* What is asked
Could you copy, word for word, only the lines from the one containing "Enumerate this screenshot's" through the last line of the records below, both included?

* Data supplied
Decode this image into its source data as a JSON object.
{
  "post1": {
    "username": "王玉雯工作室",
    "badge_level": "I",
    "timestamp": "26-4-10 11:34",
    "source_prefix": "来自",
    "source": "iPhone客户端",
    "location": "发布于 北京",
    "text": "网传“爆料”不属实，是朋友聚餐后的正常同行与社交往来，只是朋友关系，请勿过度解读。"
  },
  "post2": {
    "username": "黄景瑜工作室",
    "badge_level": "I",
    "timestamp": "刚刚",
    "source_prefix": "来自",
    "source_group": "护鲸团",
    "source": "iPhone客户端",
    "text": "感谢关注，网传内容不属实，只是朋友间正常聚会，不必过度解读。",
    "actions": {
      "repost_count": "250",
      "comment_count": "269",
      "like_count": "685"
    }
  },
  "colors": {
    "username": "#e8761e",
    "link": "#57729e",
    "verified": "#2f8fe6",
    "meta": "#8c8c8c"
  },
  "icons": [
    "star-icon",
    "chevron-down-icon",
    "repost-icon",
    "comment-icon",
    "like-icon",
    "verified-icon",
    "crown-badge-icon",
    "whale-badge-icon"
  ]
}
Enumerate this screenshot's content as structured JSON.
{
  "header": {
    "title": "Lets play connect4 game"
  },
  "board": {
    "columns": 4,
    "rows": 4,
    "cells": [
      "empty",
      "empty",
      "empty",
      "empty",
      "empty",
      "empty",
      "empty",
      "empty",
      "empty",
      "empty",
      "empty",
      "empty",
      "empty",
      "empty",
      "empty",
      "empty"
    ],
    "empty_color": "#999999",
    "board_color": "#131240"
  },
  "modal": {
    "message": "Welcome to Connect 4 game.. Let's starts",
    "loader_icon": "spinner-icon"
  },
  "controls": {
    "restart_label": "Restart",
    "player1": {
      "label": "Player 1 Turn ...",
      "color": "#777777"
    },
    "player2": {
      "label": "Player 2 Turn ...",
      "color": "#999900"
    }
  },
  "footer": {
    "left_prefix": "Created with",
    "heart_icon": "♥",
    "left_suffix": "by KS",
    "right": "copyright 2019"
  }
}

* Worked solution
Enumerate this screenshot's content as structured JSON.
{
  "header": {
    "title": "Lets play connect4 game"
  },
  "board": {
    "columns": 4,
    "rows": 4,
    "cells": [
      "empty",
      "empty",
      "empty",
      "empty",
      "empty",
      "empty",
      "empty",
      "empty",
      "empty",
      "empty",
      "empty",
      "empty",
      "empty",
      "empty",
      "empty",
      "empty"
    ],
    "empty_color": "#999999",
    "board_color": "#131240"
  },
  "modal": {
    "message": "Welcome to Connect 4 game.. Let's starts",
    "loader_icon": "spinner-icon"
  },
  "controls": {
    "restart_label": "Restart",
    "player1": {
      "label": "Player 1 Turn ...",
      "color": "#777777"
    },
    "player2": {
      "label": "Player 2 Turn ...",
      "color": "#999900"
    }
  },
  "footer": {
    "left_prefix": "Created with",
    "heart_icon": "♥",
    "left_suffix": "by KS",
    "right": "copyright 2019"
  }
}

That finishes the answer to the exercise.